__Short task__: Copy each line of the material below that includes the string "ebook".

Begin Extracted records

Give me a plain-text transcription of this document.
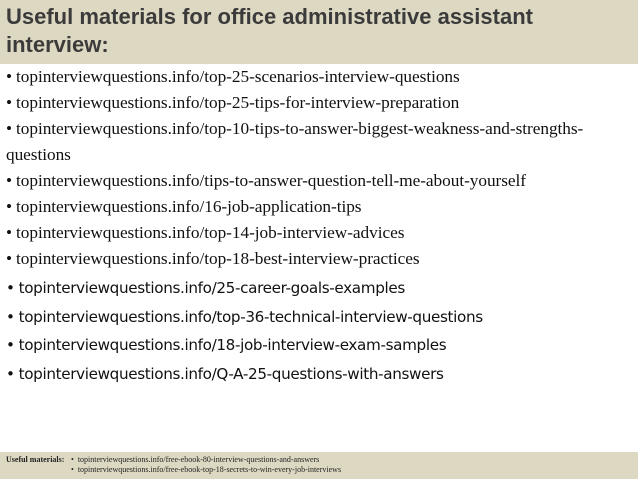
Useful materials for office administrative assistant interview:
• topinterviewquestions.info/top-25-scenarios-interview-questions
• topinterviewquestions.info/top-25-tips-for-interview-preparation
• topinterviewquestions.info/top-10-tips-to-answer-biggest-weakness-and-strengths-questions
• topinterviewquestions.info/tips-to-answer-question-tell-me-about-yourself
• topinterviewquestions.info/16-job-application-tips
• topinterviewquestions.info/top-14-job-interview-advices
• topinterviewquestions.info/top-18-best-interview-practices
• topinterviewquestions.info/25-career-goals-examples
• topinterviewquestions.info/top-36-technical-interview-questions
• topinterviewquestions.info/18-job-interview-exam-samples
• topinterviewquestions.info/Q-A-25-questions-with-answers
Useful materials: • topinterviewquestions.info/free-ebook-80-interview-questions-and-answers
• topinterviewquestions.info/free-ebook-top-18-secrets-to-win-every-job-interviews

End Extracted records

__Task output__:
Useful materials: • topinterviewquestions.info/free-ebook-80-interview-questions-and-answers
• topinterviewquestions.info/free-ebook-top-18-secrets-to-win-every-job-interviews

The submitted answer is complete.